Work to complete:
Where a line in the listing contains the string "ustnej", copy that line out.

─── Records for processing

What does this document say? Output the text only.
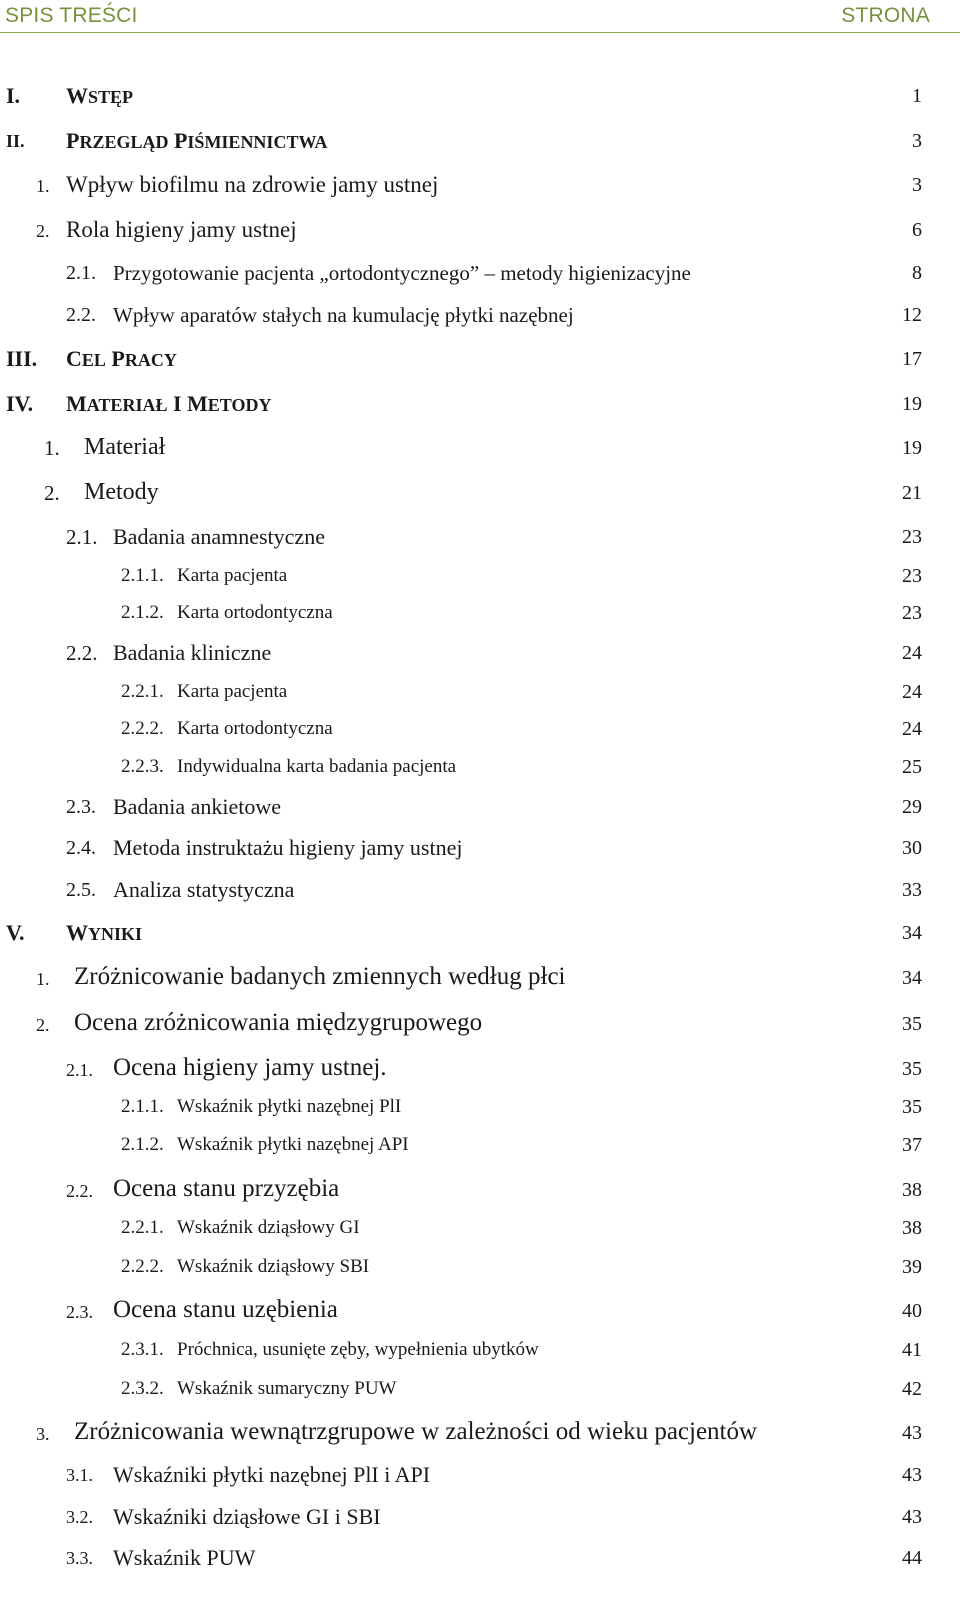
SPIS TREŚCI	STRONA
I. WSTĘP	1
II. PRZEGLĄD PIŚMIENNICTWA	3
1. Wpływ biofilmu na zdrowie jamy ustnej	3
2. Rola higieny jamy ustnej	6
2.1. Przygotowanie pacjenta „ortodontycznego” – metody higienizacyjne	8
2.2. Wpływ aparatów stałych na kumulację płytki nazębnej	12
III. CEL PRACY	17
IV. MATERIAŁ I METODY	19
1. Materiał	19
2. Metody	21
2.1. Badania anamnestyczne	23
2.1.1. Karta pacjenta	23
2.1.2. Karta ortodontyczna	23
2.2. Badania kliniczne	24
2.2.1. Karta pacjenta	24
2.2.2. Karta ortodontyczna	24
2.2.3. Indywidualna karta badania pacjenta	25
2.3. Badania ankietowe	29
2.4. Metoda instruktażu higieny jamy ustnej	30
2.5. Analiza statystyczna	33
V. WYNIKI	34
1. Zróżnicowanie badanych zmiennych według płci	34
2. Ocena zróżnicowania międzygrupowego	35
2.1. Ocena higieny jamy ustnej.	35
2.1.1. Wskaźnik płytki nazębnej PlI	35
2.1.2. Wskaźnik płytki nazębnej API	37
2.2. Ocena stanu przyzębia	38
2.2.1. Wskaźnik dziąsłowy GI	38
2.2.2. Wskaźnik dziąsłowy SBI	39
2.3. Ocena stanu uzębienia	40
2.3.1. Próchnica, usunięte zęby, wypełnienia ubytków	41
2.3.2. Wskaźnik sumaryczny PUW	42
3. Zróżnicowania wewnątrzgrupowe w zależności od wieku pacjentów	43
3.1. Wskaźniki płytki nazębnej PlI i API	43
3.2. Wskaźniki dziąsłowe GI i SBI	43
3.3. Wskaźnik PUW	44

──────

Expected answer:
1. Wpływ biofilmu na zdrowie jamy ustnej	3
2. Rola higieny jamy ustnej	6
2.4. Metoda instruktażu higieny jamy ustnej	30
2.1. Ocena higieny jamy ustnej.	35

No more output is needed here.